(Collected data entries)
+++
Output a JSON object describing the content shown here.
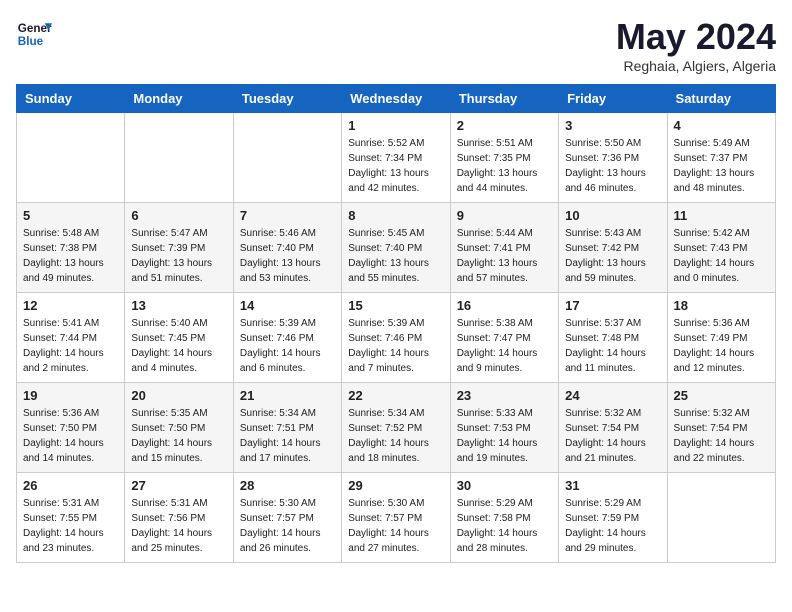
{
  "header": {
    "logo_line1": "General",
    "logo_line2": "Blue",
    "month_year": "May 2024",
    "location": "Reghaia, Algiers, Algeria"
  },
  "days_of_week": [
    "Sunday",
    "Monday",
    "Tuesday",
    "Wednesday",
    "Thursday",
    "Friday",
    "Saturday"
  ],
  "weeks": [
    [
      {
        "day": "",
        "info": ""
      },
      {
        "day": "",
        "info": ""
      },
      {
        "day": "",
        "info": ""
      },
      {
        "day": "1",
        "info": "Sunrise: 5:52 AM\nSunset: 7:34 PM\nDaylight: 13 hours\nand 42 minutes."
      },
      {
        "day": "2",
        "info": "Sunrise: 5:51 AM\nSunset: 7:35 PM\nDaylight: 13 hours\nand 44 minutes."
      },
      {
        "day": "3",
        "info": "Sunrise: 5:50 AM\nSunset: 7:36 PM\nDaylight: 13 hours\nand 46 minutes."
      },
      {
        "day": "4",
        "info": "Sunrise: 5:49 AM\nSunset: 7:37 PM\nDaylight: 13 hours\nand 48 minutes."
      }
    ],
    [
      {
        "day": "5",
        "info": "Sunrise: 5:48 AM\nSunset: 7:38 PM\nDaylight: 13 hours\nand 49 minutes."
      },
      {
        "day": "6",
        "info": "Sunrise: 5:47 AM\nSunset: 7:39 PM\nDaylight: 13 hours\nand 51 minutes."
      },
      {
        "day": "7",
        "info": "Sunrise: 5:46 AM\nSunset: 7:40 PM\nDaylight: 13 hours\nand 53 minutes."
      },
      {
        "day": "8",
        "info": "Sunrise: 5:45 AM\nSunset: 7:40 PM\nDaylight: 13 hours\nand 55 minutes."
      },
      {
        "day": "9",
        "info": "Sunrise: 5:44 AM\nSunset: 7:41 PM\nDaylight: 13 hours\nand 57 minutes."
      },
      {
        "day": "10",
        "info": "Sunrise: 5:43 AM\nSunset: 7:42 PM\nDaylight: 13 hours\nand 59 minutes."
      },
      {
        "day": "11",
        "info": "Sunrise: 5:42 AM\nSunset: 7:43 PM\nDaylight: 14 hours\nand 0 minutes."
      }
    ],
    [
      {
        "day": "12",
        "info": "Sunrise: 5:41 AM\nSunset: 7:44 PM\nDaylight: 14 hours\nand 2 minutes."
      },
      {
        "day": "13",
        "info": "Sunrise: 5:40 AM\nSunset: 7:45 PM\nDaylight: 14 hours\nand 4 minutes."
      },
      {
        "day": "14",
        "info": "Sunrise: 5:39 AM\nSunset: 7:46 PM\nDaylight: 14 hours\nand 6 minutes."
      },
      {
        "day": "15",
        "info": "Sunrise: 5:39 AM\nSunset: 7:46 PM\nDaylight: 14 hours\nand 7 minutes."
      },
      {
        "day": "16",
        "info": "Sunrise: 5:38 AM\nSunset: 7:47 PM\nDaylight: 14 hours\nand 9 minutes."
      },
      {
        "day": "17",
        "info": "Sunrise: 5:37 AM\nSunset: 7:48 PM\nDaylight: 14 hours\nand 11 minutes."
      },
      {
        "day": "18",
        "info": "Sunrise: 5:36 AM\nSunset: 7:49 PM\nDaylight: 14 hours\nand 12 minutes."
      }
    ],
    [
      {
        "day": "19",
        "info": "Sunrise: 5:36 AM\nSunset: 7:50 PM\nDaylight: 14 hours\nand 14 minutes."
      },
      {
        "day": "20",
        "info": "Sunrise: 5:35 AM\nSunset: 7:50 PM\nDaylight: 14 hours\nand 15 minutes."
      },
      {
        "day": "21",
        "info": "Sunrise: 5:34 AM\nSunset: 7:51 PM\nDaylight: 14 hours\nand 17 minutes."
      },
      {
        "day": "22",
        "info": "Sunrise: 5:34 AM\nSunset: 7:52 PM\nDaylight: 14 hours\nand 18 minutes."
      },
      {
        "day": "23",
        "info": "Sunrise: 5:33 AM\nSunset: 7:53 PM\nDaylight: 14 hours\nand 19 minutes."
      },
      {
        "day": "24",
        "info": "Sunrise: 5:32 AM\nSunset: 7:54 PM\nDaylight: 14 hours\nand 21 minutes."
      },
      {
        "day": "25",
        "info": "Sunrise: 5:32 AM\nSunset: 7:54 PM\nDaylight: 14 hours\nand 22 minutes."
      }
    ],
    [
      {
        "day": "26",
        "info": "Sunrise: 5:31 AM\nSunset: 7:55 PM\nDaylight: 14 hours\nand 23 minutes."
      },
      {
        "day": "27",
        "info": "Sunrise: 5:31 AM\nSunset: 7:56 PM\nDaylight: 14 hours\nand 25 minutes."
      },
      {
        "day": "28",
        "info": "Sunrise: 5:30 AM\nSunset: 7:57 PM\nDaylight: 14 hours\nand 26 minutes."
      },
      {
        "day": "29",
        "info": "Sunrise: 5:30 AM\nSunset: 7:57 PM\nDaylight: 14 hours\nand 27 minutes."
      },
      {
        "day": "30",
        "info": "Sunrise: 5:29 AM\nSunset: 7:58 PM\nDaylight: 14 hours\nand 28 minutes."
      },
      {
        "day": "31",
        "info": "Sunrise: 5:29 AM\nSunset: 7:59 PM\nDaylight: 14 hours\nand 29 minutes."
      },
      {
        "day": "",
        "info": ""
      }
    ]
  ]
}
+++
> [Exercise task]: Every line of the material is to be quoted exactly, with no pictures carried over.

> [Full response]:
Output a JSON object describing the content shown here.
{
  "header": {
    "logo_line1": "General",
    "logo_line2": "Blue",
    "month_year": "May 2024",
    "location": "Reghaia, Algiers, Algeria"
  },
  "days_of_week": [
    "Sunday",
    "Monday",
    "Tuesday",
    "Wednesday",
    "Thursday",
    "Friday",
    "Saturday"
  ],
  "weeks": [
    [
      {
        "day": "",
        "info": ""
      },
      {
        "day": "",
        "info": ""
      },
      {
        "day": "",
        "info": ""
      },
      {
        "day": "1",
        "info": "Sunrise: 5:52 AM\nSunset: 7:34 PM\nDaylight: 13 hours\nand 42 minutes."
      },
      {
        "day": "2",
        "info": "Sunrise: 5:51 AM\nSunset: 7:35 PM\nDaylight: 13 hours\nand 44 minutes."
      },
      {
        "day": "3",
        "info": "Sunrise: 5:50 AM\nSunset: 7:36 PM\nDaylight: 13 hours\nand 46 minutes."
      },
      {
        "day": "4",
        "info": "Sunrise: 5:49 AM\nSunset: 7:37 PM\nDaylight: 13 hours\nand 48 minutes."
      }
    ],
    [
      {
        "day": "5",
        "info": "Sunrise: 5:48 AM\nSunset: 7:38 PM\nDaylight: 13 hours\nand 49 minutes."
      },
      {
        "day": "6",
        "info": "Sunrise: 5:47 AM\nSunset: 7:39 PM\nDaylight: 13 hours\nand 51 minutes."
      },
      {
        "day": "7",
        "info": "Sunrise: 5:46 AM\nSunset: 7:40 PM\nDaylight: 13 hours\nand 53 minutes."
      },
      {
        "day": "8",
        "info": "Sunrise: 5:45 AM\nSunset: 7:40 PM\nDaylight: 13 hours\nand 55 minutes."
      },
      {
        "day": "9",
        "info": "Sunrise: 5:44 AM\nSunset: 7:41 PM\nDaylight: 13 hours\nand 57 minutes."
      },
      {
        "day": "10",
        "info": "Sunrise: 5:43 AM\nSunset: 7:42 PM\nDaylight: 13 hours\nand 59 minutes."
      },
      {
        "day": "11",
        "info": "Sunrise: 5:42 AM\nSunset: 7:43 PM\nDaylight: 14 hours\nand 0 minutes."
      }
    ],
    [
      {
        "day": "12",
        "info": "Sunrise: 5:41 AM\nSunset: 7:44 PM\nDaylight: 14 hours\nand 2 minutes."
      },
      {
        "day": "13",
        "info": "Sunrise: 5:40 AM\nSunset: 7:45 PM\nDaylight: 14 hours\nand 4 minutes."
      },
      {
        "day": "14",
        "info": "Sunrise: 5:39 AM\nSunset: 7:46 PM\nDaylight: 14 hours\nand 6 minutes."
      },
      {
        "day": "15",
        "info": "Sunrise: 5:39 AM\nSunset: 7:46 PM\nDaylight: 14 hours\nand 7 minutes."
      },
      {
        "day": "16",
        "info": "Sunrise: 5:38 AM\nSunset: 7:47 PM\nDaylight: 14 hours\nand 9 minutes."
      },
      {
        "day": "17",
        "info": "Sunrise: 5:37 AM\nSunset: 7:48 PM\nDaylight: 14 hours\nand 11 minutes."
      },
      {
        "day": "18",
        "info": "Sunrise: 5:36 AM\nSunset: 7:49 PM\nDaylight: 14 hours\nand 12 minutes."
      }
    ],
    [
      {
        "day": "19",
        "info": "Sunrise: 5:36 AM\nSunset: 7:50 PM\nDaylight: 14 hours\nand 14 minutes."
      },
      {
        "day": "20",
        "info": "Sunrise: 5:35 AM\nSunset: 7:50 PM\nDaylight: 14 hours\nand 15 minutes."
      },
      {
        "day": "21",
        "info": "Sunrise: 5:34 AM\nSunset: 7:51 PM\nDaylight: 14 hours\nand 17 minutes."
      },
      {
        "day": "22",
        "info": "Sunrise: 5:34 AM\nSunset: 7:52 PM\nDaylight: 14 hours\nand 18 minutes."
      },
      {
        "day": "23",
        "info": "Sunrise: 5:33 AM\nSunset: 7:53 PM\nDaylight: 14 hours\nand 19 minutes."
      },
      {
        "day": "24",
        "info": "Sunrise: 5:32 AM\nSunset: 7:54 PM\nDaylight: 14 hours\nand 21 minutes."
      },
      {
        "day": "25",
        "info": "Sunrise: 5:32 AM\nSunset: 7:54 PM\nDaylight: 14 hours\nand 22 minutes."
      }
    ],
    [
      {
        "day": "26",
        "info": "Sunrise: 5:31 AM\nSunset: 7:55 PM\nDaylight: 14 hours\nand 23 minutes."
      },
      {
        "day": "27",
        "info": "Sunrise: 5:31 AM\nSunset: 7:56 PM\nDaylight: 14 hours\nand 25 minutes."
      },
      {
        "day": "28",
        "info": "Sunrise: 5:30 AM\nSunset: 7:57 PM\nDaylight: 14 hours\nand 26 minutes."
      },
      {
        "day": "29",
        "info": "Sunrise: 5:30 AM\nSunset: 7:57 PM\nDaylight: 14 hours\nand 27 minutes."
      },
      {
        "day": "30",
        "info": "Sunrise: 5:29 AM\nSunset: 7:58 PM\nDaylight: 14 hours\nand 28 minutes."
      },
      {
        "day": "31",
        "info": "Sunrise: 5:29 AM\nSunset: 7:59 PM\nDaylight: 14 hours\nand 29 minutes."
      },
      {
        "day": "",
        "info": ""
      }
    ]
  ]
}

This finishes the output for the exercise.